## [Records supplied]
☆ ☆ ☆ ☆ ☆ ☆ ☆
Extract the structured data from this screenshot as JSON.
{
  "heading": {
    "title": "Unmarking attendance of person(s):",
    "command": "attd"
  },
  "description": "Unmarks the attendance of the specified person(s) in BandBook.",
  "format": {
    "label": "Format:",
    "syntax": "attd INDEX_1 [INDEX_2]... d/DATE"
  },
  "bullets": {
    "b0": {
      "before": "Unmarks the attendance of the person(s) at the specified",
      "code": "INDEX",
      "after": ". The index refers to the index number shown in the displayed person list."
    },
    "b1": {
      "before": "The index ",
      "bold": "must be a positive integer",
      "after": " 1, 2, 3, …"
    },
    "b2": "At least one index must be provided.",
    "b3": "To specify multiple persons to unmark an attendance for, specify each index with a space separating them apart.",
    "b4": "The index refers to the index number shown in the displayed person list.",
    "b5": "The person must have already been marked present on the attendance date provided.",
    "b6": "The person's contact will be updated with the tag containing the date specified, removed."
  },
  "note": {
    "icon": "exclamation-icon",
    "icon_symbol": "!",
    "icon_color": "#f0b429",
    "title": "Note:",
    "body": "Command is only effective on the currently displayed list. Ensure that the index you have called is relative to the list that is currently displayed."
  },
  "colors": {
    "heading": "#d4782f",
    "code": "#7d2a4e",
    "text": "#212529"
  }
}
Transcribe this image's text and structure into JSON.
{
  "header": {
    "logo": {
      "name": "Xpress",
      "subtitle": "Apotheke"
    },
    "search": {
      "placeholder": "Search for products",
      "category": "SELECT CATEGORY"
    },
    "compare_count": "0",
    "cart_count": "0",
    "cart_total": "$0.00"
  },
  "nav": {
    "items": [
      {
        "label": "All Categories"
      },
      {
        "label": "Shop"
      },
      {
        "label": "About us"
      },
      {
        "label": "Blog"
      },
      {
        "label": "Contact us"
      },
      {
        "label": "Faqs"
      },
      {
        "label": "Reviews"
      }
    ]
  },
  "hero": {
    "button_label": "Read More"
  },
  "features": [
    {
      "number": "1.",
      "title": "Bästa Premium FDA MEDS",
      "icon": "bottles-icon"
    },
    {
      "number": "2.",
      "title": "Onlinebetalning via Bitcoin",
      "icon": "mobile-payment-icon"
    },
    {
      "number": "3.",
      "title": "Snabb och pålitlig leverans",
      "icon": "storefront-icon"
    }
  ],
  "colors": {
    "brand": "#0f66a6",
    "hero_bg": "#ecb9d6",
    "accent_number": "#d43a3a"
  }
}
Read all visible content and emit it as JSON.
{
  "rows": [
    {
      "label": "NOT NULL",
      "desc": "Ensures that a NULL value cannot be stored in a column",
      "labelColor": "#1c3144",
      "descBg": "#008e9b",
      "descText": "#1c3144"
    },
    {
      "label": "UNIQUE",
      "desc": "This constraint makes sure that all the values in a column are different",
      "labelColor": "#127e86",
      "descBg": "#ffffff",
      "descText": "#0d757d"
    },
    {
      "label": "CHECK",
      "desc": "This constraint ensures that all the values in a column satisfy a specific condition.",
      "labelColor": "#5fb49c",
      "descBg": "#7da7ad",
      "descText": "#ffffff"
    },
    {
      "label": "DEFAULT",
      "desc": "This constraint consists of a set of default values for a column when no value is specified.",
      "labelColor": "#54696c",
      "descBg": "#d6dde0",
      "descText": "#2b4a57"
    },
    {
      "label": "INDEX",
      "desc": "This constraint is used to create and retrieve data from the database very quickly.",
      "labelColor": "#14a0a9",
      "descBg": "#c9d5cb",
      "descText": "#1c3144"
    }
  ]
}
☆ ☆ ☆ ☆ ☆ ☆ ☆
## [Goal]
Above are some records; extract every one of them exactly.

## [Written response]
Extract the structured data from this screenshot as JSON.
{
  "heading": {
    "title": "Unmarking attendance of person(s):",
    "command": "attd"
  },
  "description": "Unmarks the attendance of the specified person(s) in BandBook.",
  "format": {
    "label": "Format:",
    "syntax": "attd INDEX_1 [INDEX_2]... d/DATE"
  },
  "bullets": {
    "b0": {
      "before": "Unmarks the attendance of the person(s) at the specified",
      "code": "INDEX",
      "after": ". The index refers to the index number shown in the displayed person list."
    },
    "b1": {
      "before": "The index ",
      "bold": "must be a positive integer",
      "after": " 1, 2, 3, …"
    },
    "b2": "At least one index must be provided.",
    "b3": "To specify multiple persons to unmark an attendance for, specify each index with a space separating them apart.",
    "b4": "The index refers to the index number shown in the displayed person list.",
    "b5": "The person must have already been marked present on the attendance date provided.",
    "b6": "The person's contact will be updated with the tag containing the date specified, removed."
  },
  "note": {
    "icon": "exclamation-icon",
    "icon_symbol": "!",
    "icon_color": "#f0b429",
    "title": "Note:",
    "body": "Command is only effective on the currently displayed list. Ensure that the index you have called is relative to the list that is currently displayed."
  },
  "colors": {
    "heading": "#d4782f",
    "code": "#7d2a4e",
    "text": "#212529"
  }
}
Transcribe this image's text and structure into JSON.
{
  "header": {
    "logo": {
      "name": "Xpress",
      "subtitle": "Apotheke"
    },
    "search": {
      "placeholder": "Search for products",
      "category": "SELECT CATEGORY"
    },
    "compare_count": "0",
    "cart_count": "0",
    "cart_total": "$0.00"
  },
  "nav": {
    "items": [
      {
        "label": "All Categories"
      },
      {
        "label": "Shop"
      },
      {
        "label": "About us"
      },
      {
        "label": "Blog"
      },
      {
        "label": "Contact us"
      },
      {
        "label": "Faqs"
      },
      {
        "label": "Reviews"
      }
    ]
  },
  "hero": {
    "button_label": "Read More"
  },
  "features": [
    {
      "number": "1.",
      "title": "Bästa Premium FDA MEDS",
      "icon": "bottles-icon"
    },
    {
      "number": "2.",
      "title": "Onlinebetalning via Bitcoin",
      "icon": "mobile-payment-icon"
    },
    {
      "number": "3.",
      "title": "Snabb och pålitlig leverans",
      "icon": "storefront-icon"
    }
  ],
  "colors": {
    "brand": "#0f66a6",
    "hero_bg": "#ecb9d6",
    "accent_number": "#d43a3a"
  }
}
Read all visible content and emit it as JSON.
{
  "rows": [
    {
      "label": "NOT NULL",
      "desc": "Ensures that a NULL value cannot be stored in a column",
      "labelColor": "#1c3144",
      "descBg": "#008e9b",
      "descText": "#1c3144"
    },
    {
      "label": "UNIQUE",
      "desc": "This constraint makes sure that all the values in a column are different",
      "labelColor": "#127e86",
      "descBg": "#ffffff",
      "descText": "#0d757d"
    },
    {
      "label": "CHECK",
      "desc": "This constraint ensures that all the values in a column satisfy a specific condition.",
      "labelColor": "#5fb49c",
      "descBg": "#7da7ad",
      "descText": "#ffffff"
    },
    {
      "label": "DEFAULT",
      "desc": "This constraint consists of a set of default values for a column when no value is specified.",
      "labelColor": "#54696c",
      "descBg": "#d6dde0",
      "descText": "#2b4a57"
    },
    {
      "label": "INDEX",
      "desc": "This constraint is used to create and retrieve data from the database very quickly.",
      "labelColor": "#14a0a9",
      "descBg": "#c9d5cb",
      "descText": "#1c3144"
    }
  ]
}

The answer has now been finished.